● **DATA FOR THIS TASK**
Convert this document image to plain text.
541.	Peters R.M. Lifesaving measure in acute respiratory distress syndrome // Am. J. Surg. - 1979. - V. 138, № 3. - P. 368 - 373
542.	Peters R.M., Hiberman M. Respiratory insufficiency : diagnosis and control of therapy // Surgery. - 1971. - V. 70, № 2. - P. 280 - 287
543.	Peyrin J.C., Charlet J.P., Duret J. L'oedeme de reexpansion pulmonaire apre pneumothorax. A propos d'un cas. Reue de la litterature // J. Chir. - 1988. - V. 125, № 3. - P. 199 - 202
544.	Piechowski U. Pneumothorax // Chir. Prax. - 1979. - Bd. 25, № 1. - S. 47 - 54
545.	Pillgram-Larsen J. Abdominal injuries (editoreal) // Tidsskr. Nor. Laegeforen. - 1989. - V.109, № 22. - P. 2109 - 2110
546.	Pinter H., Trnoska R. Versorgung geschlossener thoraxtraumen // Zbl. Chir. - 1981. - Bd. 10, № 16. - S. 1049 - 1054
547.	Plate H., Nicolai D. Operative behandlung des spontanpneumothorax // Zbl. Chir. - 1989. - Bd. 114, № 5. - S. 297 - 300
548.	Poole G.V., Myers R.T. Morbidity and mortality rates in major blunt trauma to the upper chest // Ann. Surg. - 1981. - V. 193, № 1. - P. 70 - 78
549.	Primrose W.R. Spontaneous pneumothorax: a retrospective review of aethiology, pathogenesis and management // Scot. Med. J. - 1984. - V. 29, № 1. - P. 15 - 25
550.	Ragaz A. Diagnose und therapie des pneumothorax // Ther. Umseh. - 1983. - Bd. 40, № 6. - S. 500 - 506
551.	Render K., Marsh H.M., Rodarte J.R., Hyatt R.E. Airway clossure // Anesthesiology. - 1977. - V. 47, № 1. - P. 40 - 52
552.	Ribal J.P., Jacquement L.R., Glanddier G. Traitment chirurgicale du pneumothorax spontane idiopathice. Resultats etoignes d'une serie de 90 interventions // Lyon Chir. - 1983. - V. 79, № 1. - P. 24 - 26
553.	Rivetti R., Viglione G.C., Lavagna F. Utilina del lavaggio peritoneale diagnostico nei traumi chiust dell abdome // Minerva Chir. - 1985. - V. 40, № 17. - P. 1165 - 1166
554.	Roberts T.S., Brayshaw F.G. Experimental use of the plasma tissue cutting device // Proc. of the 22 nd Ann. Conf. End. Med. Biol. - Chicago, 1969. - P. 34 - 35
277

● **PROBLEM TO SOLVE**
Output all of the material exactly.

● **EXERCISE RESULT**
Convert this document image to plain text.
541.	Peters R.M. Lifesaving measure in acute respiratory distress syndrome // Am. J. Surg. - 1979. - V. 138, № 3. - P. 368 - 373
542.	Peters R.M., Hiberman M. Respiratory insufficiency : diagnosis and control of therapy // Surgery. - 1971. - V. 70, № 2. - P. 280 - 287
543.	Peyrin J.C., Charlet J.P., Duret J. L'oedeme de reexpansion pulmonaire apre pneumothorax. A propos d'un cas. Reue de la litterature // J. Chir. - 1988. - V. 125, № 3. - P. 199 - 202
544.	Piechowski U. Pneumothorax // Chir. Prax. - 1979. - Bd. 25, № 1. - S. 47 - 54
545.	Pillgram-Larsen J. Abdominal injuries (editoreal) // Tidsskr. Nor. Laegeforen. - 1989. - V.109, № 22. - P. 2109 - 2110
546.	Pinter H., Trnoska R. Versorgung geschlossener thoraxtraumen // Zbl. Chir. - 1981. - Bd. 10, № 16. - S. 1049 - 1054
547.	Plate H., Nicolai D. Operative behandlung des spontanpneumothorax // Zbl. Chir. - 1989. - Bd. 114, № 5. - S. 297 - 300
548.	Poole G.V., Myers R.T. Morbidity and mortality rates in major blunt trauma to the upper chest // Ann. Surg. - 1981. - V. 193, № 1. - P. 70 - 78
549.	Primrose W.R. Spontaneous pneumothorax: a retrospective review of aethiology, pathogenesis and management // Scot. Med. J. - 1984. - V. 29, № 1. - P. 15 - 25
550.	Ragaz A. Diagnose und therapie des pneumothorax // Ther. Umseh. - 1983. - Bd. 40, № 6. - S. 500 - 506
551.	Render K., Marsh H.M., Rodarte J.R., Hyatt R.E. Airway clossure // Anesthesiology. - 1977. - V. 47, № 1. - P. 40 - 52
552.	Ribal J.P., Jacquement L.R., Glanddier G. Traitment chirurgicale du pneumothorax spontane idiopathice. Resultats etoignes d'une serie de 90 interventions // Lyon Chir. - 1983. - V. 79, № 1. - P. 24 - 26
553.	Rivetti R., Viglione G.C., Lavagna F. Utilina del lavaggio peritoneale diagnostico nei traumi chiust dell abdome // Minerva Chir. - 1985. - V. 40, № 17. - P. 1165 - 1166
554.	Roberts T.S., Brayshaw F.G. Experimental use of the plasma tissue cutting device // Proc. of the 22 nd Ann. Conf. End. Med. Biol. - Chicago, 1969. - P. 34 - 35
277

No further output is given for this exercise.